**RECORDS TO USE**
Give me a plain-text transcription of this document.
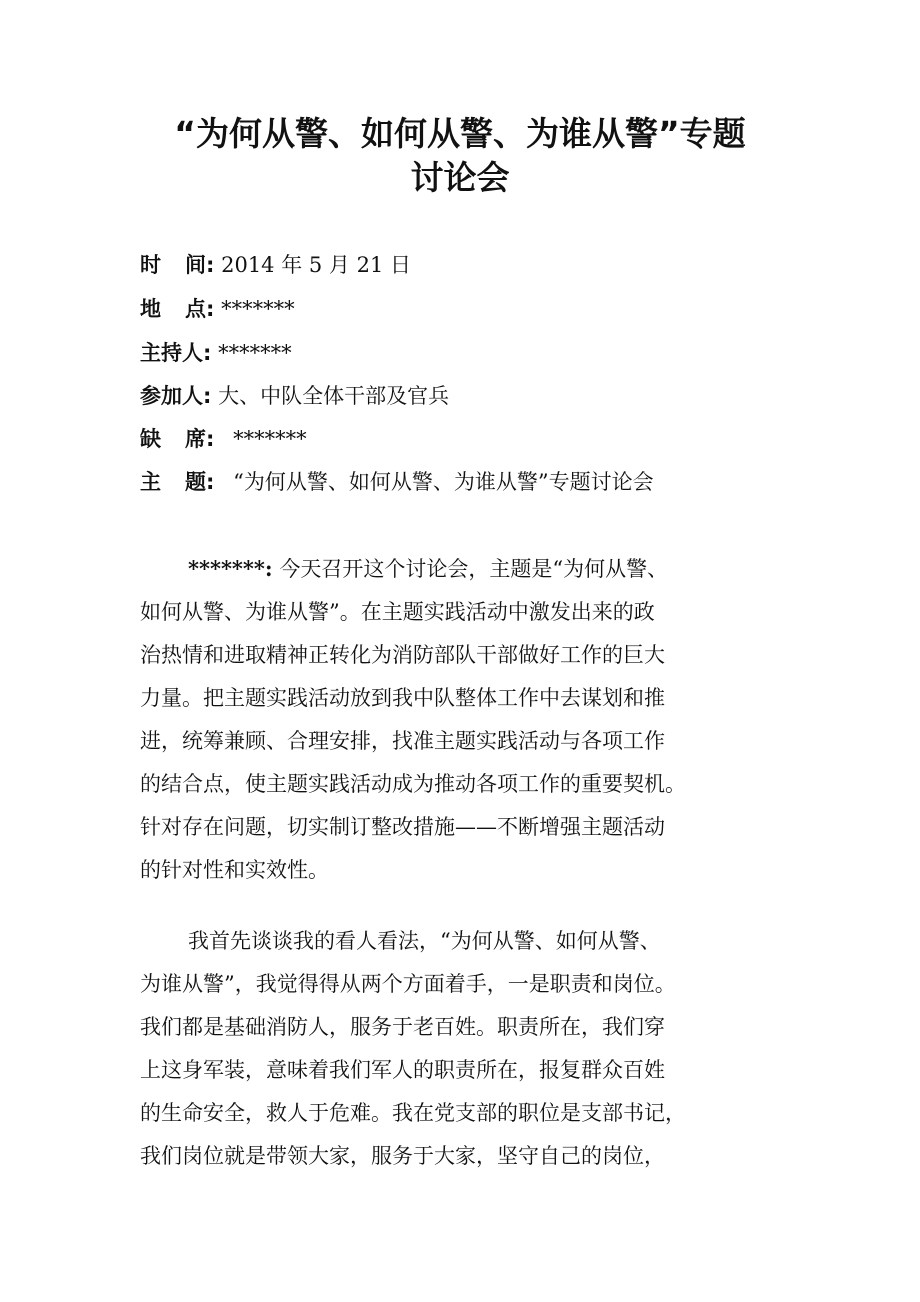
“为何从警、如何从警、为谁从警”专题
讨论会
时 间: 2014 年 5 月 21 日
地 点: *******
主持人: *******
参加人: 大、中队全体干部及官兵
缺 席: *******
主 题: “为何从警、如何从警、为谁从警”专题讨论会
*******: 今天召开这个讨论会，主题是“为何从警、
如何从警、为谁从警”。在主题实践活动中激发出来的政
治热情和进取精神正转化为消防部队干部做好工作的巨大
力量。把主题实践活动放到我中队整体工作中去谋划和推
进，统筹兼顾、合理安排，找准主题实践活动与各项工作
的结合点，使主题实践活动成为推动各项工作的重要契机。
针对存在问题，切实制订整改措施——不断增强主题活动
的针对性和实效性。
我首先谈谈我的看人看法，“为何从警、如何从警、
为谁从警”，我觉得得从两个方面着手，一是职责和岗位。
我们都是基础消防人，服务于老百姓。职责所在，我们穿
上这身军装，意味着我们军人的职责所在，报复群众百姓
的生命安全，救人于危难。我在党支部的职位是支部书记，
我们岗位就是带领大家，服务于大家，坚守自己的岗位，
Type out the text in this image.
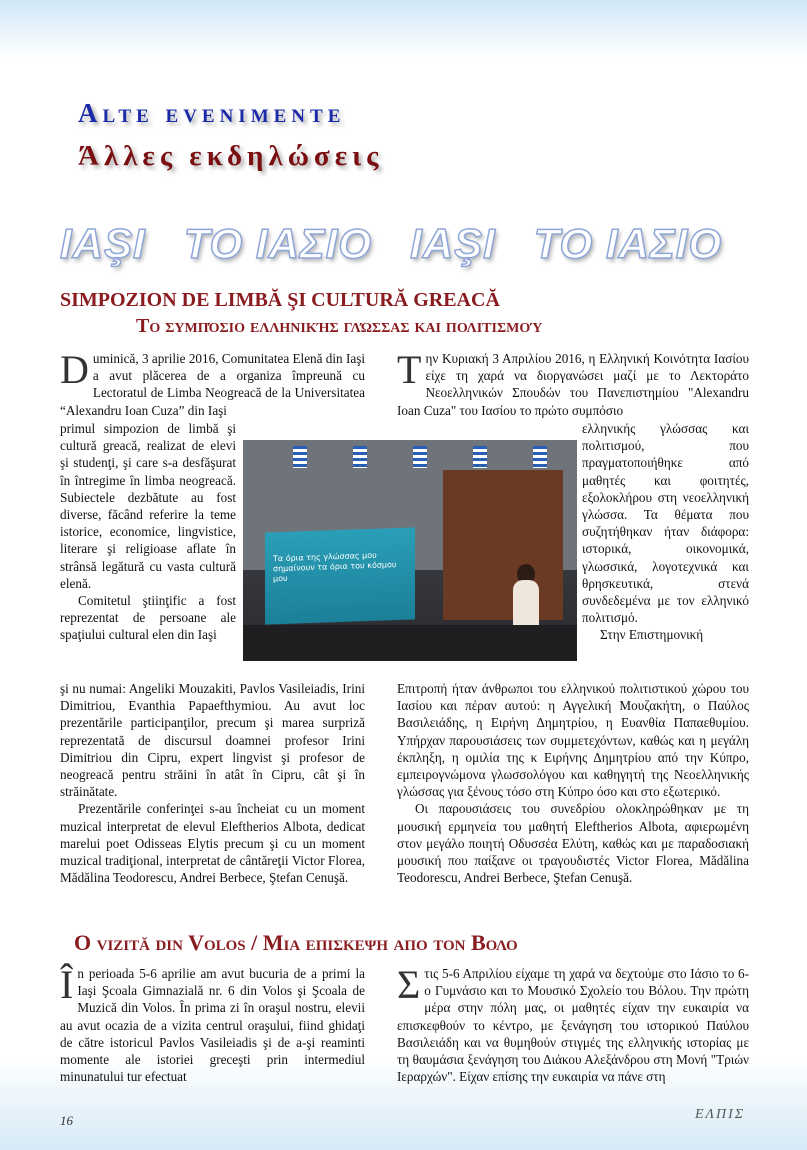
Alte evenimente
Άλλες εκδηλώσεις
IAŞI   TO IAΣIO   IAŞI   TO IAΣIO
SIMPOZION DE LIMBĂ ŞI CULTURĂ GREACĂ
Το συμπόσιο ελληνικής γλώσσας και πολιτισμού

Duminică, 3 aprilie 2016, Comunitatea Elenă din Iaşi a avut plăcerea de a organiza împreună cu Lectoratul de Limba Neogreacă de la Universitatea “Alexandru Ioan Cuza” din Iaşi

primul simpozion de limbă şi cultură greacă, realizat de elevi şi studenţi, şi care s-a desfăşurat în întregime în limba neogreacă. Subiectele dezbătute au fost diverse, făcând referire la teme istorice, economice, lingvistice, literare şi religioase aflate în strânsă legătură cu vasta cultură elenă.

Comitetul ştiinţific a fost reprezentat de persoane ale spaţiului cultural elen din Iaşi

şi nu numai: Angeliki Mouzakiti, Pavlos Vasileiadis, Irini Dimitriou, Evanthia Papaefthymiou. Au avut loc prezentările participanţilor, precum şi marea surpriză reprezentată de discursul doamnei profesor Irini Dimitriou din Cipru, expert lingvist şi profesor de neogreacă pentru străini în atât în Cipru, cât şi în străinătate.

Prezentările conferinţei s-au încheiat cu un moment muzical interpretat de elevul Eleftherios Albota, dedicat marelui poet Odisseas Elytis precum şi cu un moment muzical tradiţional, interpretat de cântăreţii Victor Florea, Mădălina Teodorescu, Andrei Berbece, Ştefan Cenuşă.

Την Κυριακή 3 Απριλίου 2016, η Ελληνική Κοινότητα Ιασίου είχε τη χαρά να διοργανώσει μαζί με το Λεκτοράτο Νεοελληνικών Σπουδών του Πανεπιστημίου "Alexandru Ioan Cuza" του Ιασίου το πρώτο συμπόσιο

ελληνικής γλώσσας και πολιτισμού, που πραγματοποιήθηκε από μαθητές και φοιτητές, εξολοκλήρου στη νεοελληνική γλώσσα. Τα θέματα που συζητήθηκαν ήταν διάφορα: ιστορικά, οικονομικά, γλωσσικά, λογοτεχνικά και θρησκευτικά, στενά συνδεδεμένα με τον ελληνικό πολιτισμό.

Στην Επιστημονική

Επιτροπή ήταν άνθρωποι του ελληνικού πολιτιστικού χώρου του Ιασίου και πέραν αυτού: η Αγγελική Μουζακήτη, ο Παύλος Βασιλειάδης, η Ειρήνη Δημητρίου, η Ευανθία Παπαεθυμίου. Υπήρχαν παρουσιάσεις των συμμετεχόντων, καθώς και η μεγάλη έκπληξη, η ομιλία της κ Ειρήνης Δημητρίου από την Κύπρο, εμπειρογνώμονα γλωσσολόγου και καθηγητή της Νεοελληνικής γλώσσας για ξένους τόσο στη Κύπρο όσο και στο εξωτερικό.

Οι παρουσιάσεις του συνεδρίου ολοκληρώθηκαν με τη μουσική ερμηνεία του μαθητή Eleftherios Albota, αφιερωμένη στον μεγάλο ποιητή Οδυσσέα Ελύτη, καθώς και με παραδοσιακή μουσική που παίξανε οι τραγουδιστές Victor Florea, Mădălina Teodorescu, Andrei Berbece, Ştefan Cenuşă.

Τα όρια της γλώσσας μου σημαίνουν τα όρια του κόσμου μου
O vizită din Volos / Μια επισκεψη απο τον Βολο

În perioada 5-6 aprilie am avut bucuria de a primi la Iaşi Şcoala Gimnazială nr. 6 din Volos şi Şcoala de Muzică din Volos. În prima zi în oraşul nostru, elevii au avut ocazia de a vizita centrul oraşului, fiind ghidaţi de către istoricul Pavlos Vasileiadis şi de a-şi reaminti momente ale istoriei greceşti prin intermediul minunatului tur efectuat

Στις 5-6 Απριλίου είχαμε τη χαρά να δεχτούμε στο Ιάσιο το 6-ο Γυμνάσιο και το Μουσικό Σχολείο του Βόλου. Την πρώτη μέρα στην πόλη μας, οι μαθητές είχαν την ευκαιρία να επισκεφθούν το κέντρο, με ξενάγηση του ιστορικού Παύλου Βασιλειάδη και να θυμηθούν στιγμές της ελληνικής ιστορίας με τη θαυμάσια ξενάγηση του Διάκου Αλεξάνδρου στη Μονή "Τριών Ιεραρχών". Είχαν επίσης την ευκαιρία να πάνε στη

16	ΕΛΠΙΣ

**TASK TO CARRY OUT**
Identify each line in the records above containing the word "text"; copy those lines.

**WORKED ANSWER**
Give me a plain-text transcription of this document.
Type out the text in this image.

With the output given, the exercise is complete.